DIRECTIVE -> Copy all the entries word for word, but omit the pictures.

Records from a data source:
########################################

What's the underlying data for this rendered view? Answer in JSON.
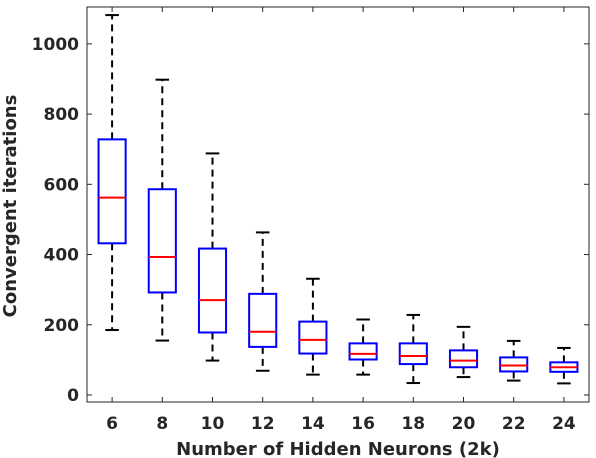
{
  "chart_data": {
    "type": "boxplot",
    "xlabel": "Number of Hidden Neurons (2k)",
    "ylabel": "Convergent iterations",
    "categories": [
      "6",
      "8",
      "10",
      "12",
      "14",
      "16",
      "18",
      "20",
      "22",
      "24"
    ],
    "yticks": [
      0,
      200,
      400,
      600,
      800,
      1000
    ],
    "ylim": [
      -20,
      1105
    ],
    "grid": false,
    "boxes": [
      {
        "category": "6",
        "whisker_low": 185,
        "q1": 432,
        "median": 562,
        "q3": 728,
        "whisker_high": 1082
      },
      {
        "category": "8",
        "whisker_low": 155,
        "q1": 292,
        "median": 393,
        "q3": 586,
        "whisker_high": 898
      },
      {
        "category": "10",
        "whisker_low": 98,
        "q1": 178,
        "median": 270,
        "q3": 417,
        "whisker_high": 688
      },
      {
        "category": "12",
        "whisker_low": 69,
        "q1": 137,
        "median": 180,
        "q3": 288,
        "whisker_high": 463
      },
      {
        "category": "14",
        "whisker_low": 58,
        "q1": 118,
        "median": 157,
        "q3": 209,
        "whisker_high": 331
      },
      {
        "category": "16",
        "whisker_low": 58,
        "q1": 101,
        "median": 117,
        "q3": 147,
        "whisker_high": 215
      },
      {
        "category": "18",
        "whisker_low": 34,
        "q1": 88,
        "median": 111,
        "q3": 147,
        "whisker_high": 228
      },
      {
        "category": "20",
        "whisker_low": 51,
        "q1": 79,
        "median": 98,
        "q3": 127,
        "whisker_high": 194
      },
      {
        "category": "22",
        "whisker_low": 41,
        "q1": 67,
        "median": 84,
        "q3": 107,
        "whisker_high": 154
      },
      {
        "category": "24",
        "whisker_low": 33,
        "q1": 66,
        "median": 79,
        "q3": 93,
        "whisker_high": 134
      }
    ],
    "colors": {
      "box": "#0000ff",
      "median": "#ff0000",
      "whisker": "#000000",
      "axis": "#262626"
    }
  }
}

########################################

RESPONSE ->
What's the underlying data for this rendered view? Answer in JSON.
{
  "chart_data": {
    "type": "boxplot",
    "xlabel": "Number of Hidden Neurons (2k)",
    "ylabel": "Convergent iterations",
    "categories": [
      "6",
      "8",
      "10",
      "12",
      "14",
      "16",
      "18",
      "20",
      "22",
      "24"
    ],
    "yticks": [
      0,
      200,
      400,
      600,
      800,
      1000
    ],
    "ylim": [
      -20,
      1105
    ],
    "grid": false,
    "boxes": [
      {
        "category": "6",
        "whisker_low": 185,
        "q1": 432,
        "median": 562,
        "q3": 728,
        "whisker_high": 1082
      },
      {
        "category": "8",
        "whisker_low": 155,
        "q1": 292,
        "median": 393,
        "q3": 586,
        "whisker_high": 898
      },
      {
        "category": "10",
        "whisker_low": 98,
        "q1": 178,
        "median": 270,
        "q3": 417,
        "whisker_high": 688
      },
      {
        "category": "12",
        "whisker_low": 69,
        "q1": 137,
        "median": 180,
        "q3": 288,
        "whisker_high": 463
      },
      {
        "category": "14",
        "whisker_low": 58,
        "q1": 118,
        "median": 157,
        "q3": 209,
        "whisker_high": 331
      },
      {
        "category": "16",
        "whisker_low": 58,
        "q1": 101,
        "median": 117,
        "q3": 147,
        "whisker_high": 215
      },
      {
        "category": "18",
        "whisker_low": 34,
        "q1": 88,
        "median": 111,
        "q3": 147,
        "whisker_high": 228
      },
      {
        "category": "20",
        "whisker_low": 51,
        "q1": 79,
        "median": 98,
        "q3": 127,
        "whisker_high": 194
      },
      {
        "category": "22",
        "whisker_low": 41,
        "q1": 67,
        "median": 84,
        "q3": 107,
        "whisker_high": 154
      },
      {
        "category": "24",
        "whisker_low": 33,
        "q1": 66,
        "median": 79,
        "q3": 93,
        "whisker_high": 134
      }
    ],
    "colors": {
      "box": "#0000ff",
      "median": "#ff0000",
      "whisker": "#000000",
      "axis": "#262626"
    }
  }
}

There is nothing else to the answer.